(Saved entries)
+---+

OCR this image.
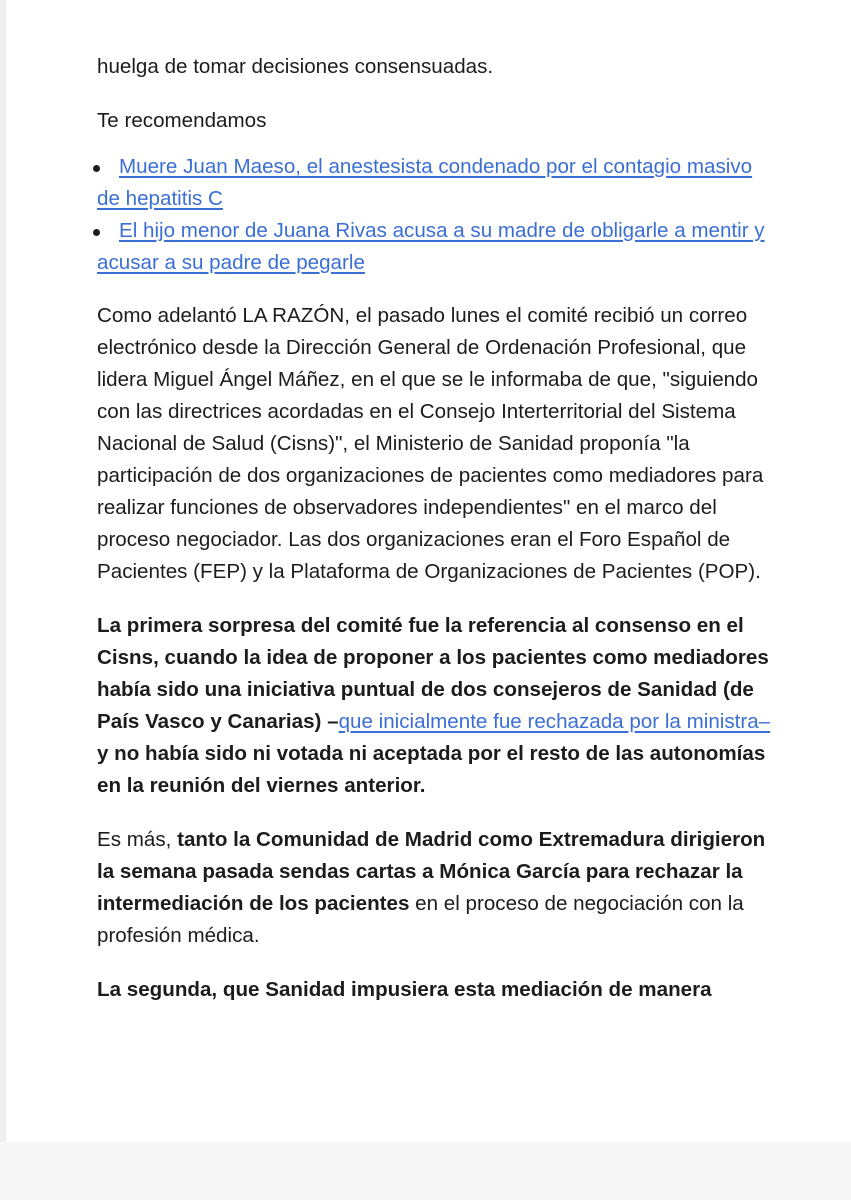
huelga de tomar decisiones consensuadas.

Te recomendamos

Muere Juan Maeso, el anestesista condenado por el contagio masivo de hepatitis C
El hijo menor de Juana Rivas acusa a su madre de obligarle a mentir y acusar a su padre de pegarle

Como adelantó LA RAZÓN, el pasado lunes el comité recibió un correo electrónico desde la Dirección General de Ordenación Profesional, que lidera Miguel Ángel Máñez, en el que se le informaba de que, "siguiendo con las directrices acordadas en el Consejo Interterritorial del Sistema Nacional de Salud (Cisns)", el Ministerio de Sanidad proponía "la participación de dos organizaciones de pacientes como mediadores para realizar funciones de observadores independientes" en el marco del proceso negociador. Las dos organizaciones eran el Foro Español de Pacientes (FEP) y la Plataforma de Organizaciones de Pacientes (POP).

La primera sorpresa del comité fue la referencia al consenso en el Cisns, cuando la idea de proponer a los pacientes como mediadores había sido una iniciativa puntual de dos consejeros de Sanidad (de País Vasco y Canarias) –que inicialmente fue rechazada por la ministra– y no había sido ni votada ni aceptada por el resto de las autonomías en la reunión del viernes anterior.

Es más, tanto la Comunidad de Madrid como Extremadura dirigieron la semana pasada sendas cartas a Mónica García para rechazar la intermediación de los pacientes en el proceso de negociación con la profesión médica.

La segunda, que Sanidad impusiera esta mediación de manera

+---+

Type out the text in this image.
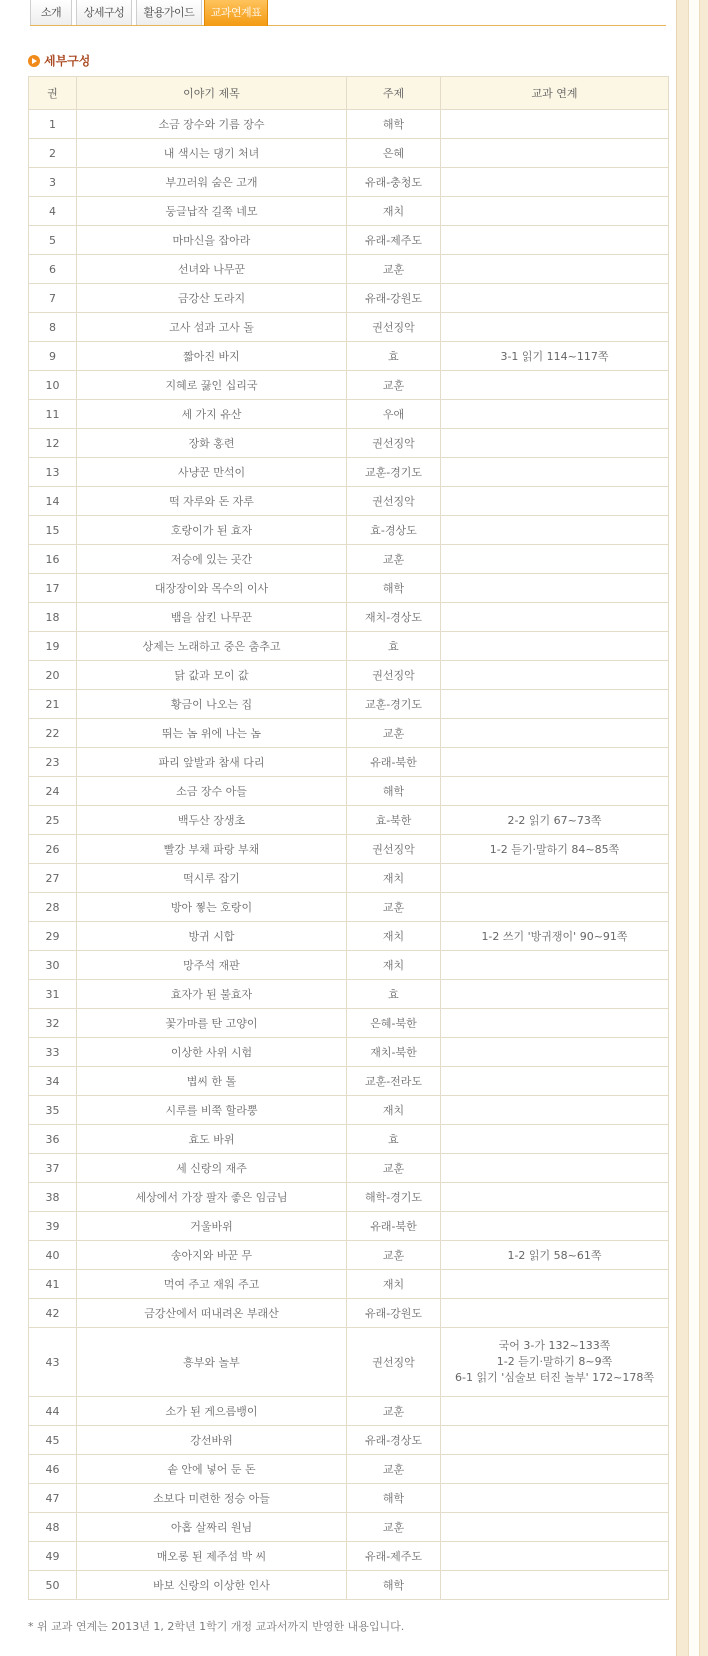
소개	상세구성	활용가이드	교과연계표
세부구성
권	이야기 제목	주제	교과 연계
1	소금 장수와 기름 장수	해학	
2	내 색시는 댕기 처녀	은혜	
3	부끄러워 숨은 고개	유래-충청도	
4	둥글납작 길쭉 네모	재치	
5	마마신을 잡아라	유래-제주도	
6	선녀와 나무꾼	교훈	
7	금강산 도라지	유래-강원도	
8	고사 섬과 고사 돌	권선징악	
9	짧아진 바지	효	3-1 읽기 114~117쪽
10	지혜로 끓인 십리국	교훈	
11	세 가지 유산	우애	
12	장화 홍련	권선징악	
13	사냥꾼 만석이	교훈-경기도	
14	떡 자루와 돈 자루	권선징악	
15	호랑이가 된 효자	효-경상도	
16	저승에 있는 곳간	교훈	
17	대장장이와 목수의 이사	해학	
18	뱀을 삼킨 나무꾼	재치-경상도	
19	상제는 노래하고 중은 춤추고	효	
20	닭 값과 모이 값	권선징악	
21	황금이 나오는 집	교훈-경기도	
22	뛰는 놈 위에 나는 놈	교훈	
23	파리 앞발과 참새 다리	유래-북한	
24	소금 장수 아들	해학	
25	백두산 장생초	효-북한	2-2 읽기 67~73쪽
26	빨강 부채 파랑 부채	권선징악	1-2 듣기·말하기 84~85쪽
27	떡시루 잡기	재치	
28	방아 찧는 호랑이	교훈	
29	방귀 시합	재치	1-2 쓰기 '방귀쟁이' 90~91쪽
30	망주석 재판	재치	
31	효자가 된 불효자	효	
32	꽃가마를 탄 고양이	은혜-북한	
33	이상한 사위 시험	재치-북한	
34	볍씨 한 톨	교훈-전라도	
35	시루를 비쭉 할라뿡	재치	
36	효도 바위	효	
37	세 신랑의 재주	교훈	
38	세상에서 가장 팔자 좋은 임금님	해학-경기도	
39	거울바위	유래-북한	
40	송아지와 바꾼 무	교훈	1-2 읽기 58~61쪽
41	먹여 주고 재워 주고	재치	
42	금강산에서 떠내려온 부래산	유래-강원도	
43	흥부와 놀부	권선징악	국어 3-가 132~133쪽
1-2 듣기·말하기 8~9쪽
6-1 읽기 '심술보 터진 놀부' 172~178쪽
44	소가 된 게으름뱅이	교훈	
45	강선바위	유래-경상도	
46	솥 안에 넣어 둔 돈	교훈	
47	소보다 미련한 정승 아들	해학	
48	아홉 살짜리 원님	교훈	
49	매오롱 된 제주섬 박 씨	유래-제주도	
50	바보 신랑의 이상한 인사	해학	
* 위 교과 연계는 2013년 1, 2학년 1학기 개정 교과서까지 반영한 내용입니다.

+---+

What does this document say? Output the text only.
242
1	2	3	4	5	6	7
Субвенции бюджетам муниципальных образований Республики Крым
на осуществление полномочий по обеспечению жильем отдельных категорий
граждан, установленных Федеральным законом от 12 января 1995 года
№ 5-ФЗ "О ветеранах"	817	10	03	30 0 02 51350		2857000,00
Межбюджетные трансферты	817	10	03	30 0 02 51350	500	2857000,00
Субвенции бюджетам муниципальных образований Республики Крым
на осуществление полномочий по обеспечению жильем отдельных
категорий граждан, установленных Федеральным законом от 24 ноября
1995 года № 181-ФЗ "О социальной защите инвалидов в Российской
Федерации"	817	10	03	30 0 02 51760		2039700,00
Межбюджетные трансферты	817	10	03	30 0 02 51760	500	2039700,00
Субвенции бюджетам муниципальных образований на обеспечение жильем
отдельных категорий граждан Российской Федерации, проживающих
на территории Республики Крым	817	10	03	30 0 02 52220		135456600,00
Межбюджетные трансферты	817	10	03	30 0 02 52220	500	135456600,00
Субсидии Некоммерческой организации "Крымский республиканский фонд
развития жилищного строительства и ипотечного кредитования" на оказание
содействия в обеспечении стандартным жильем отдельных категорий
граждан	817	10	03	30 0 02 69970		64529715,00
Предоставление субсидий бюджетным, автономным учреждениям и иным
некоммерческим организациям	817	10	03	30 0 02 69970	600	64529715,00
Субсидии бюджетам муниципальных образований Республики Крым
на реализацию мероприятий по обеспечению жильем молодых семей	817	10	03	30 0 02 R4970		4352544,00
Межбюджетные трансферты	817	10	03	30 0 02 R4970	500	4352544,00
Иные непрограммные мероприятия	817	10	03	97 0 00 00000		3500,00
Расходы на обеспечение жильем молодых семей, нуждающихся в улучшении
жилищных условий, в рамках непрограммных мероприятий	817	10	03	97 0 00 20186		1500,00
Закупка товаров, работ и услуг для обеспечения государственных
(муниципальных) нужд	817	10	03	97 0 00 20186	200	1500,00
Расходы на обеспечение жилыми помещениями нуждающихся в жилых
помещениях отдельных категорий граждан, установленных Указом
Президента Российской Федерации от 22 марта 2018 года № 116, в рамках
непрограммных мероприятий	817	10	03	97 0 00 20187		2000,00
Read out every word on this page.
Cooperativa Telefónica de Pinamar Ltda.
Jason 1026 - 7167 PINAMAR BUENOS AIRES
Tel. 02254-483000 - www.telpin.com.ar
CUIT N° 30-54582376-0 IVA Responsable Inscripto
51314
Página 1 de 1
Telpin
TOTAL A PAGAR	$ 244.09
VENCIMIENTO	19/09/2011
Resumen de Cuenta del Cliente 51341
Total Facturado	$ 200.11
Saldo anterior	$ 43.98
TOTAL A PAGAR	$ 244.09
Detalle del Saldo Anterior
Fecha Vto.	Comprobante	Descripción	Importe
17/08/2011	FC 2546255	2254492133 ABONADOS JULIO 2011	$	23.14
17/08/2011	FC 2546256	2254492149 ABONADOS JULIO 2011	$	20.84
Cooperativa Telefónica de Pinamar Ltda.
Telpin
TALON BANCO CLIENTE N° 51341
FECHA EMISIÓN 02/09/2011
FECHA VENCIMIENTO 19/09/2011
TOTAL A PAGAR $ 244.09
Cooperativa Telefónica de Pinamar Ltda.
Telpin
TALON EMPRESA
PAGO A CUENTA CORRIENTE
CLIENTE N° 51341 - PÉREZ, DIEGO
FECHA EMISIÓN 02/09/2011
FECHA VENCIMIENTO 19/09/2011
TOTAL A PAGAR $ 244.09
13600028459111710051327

+---+

_Direction_. Collect every line above that contains the word "года".

_Exercise answer_.
граждан, установленных Федеральным законом от 12 января 1995 года
1995 года № 181-ФЗ "О социальной защите инвалидов в Российской
Президента Российской Федерации от 22 марта 2018 года № 116, в рамках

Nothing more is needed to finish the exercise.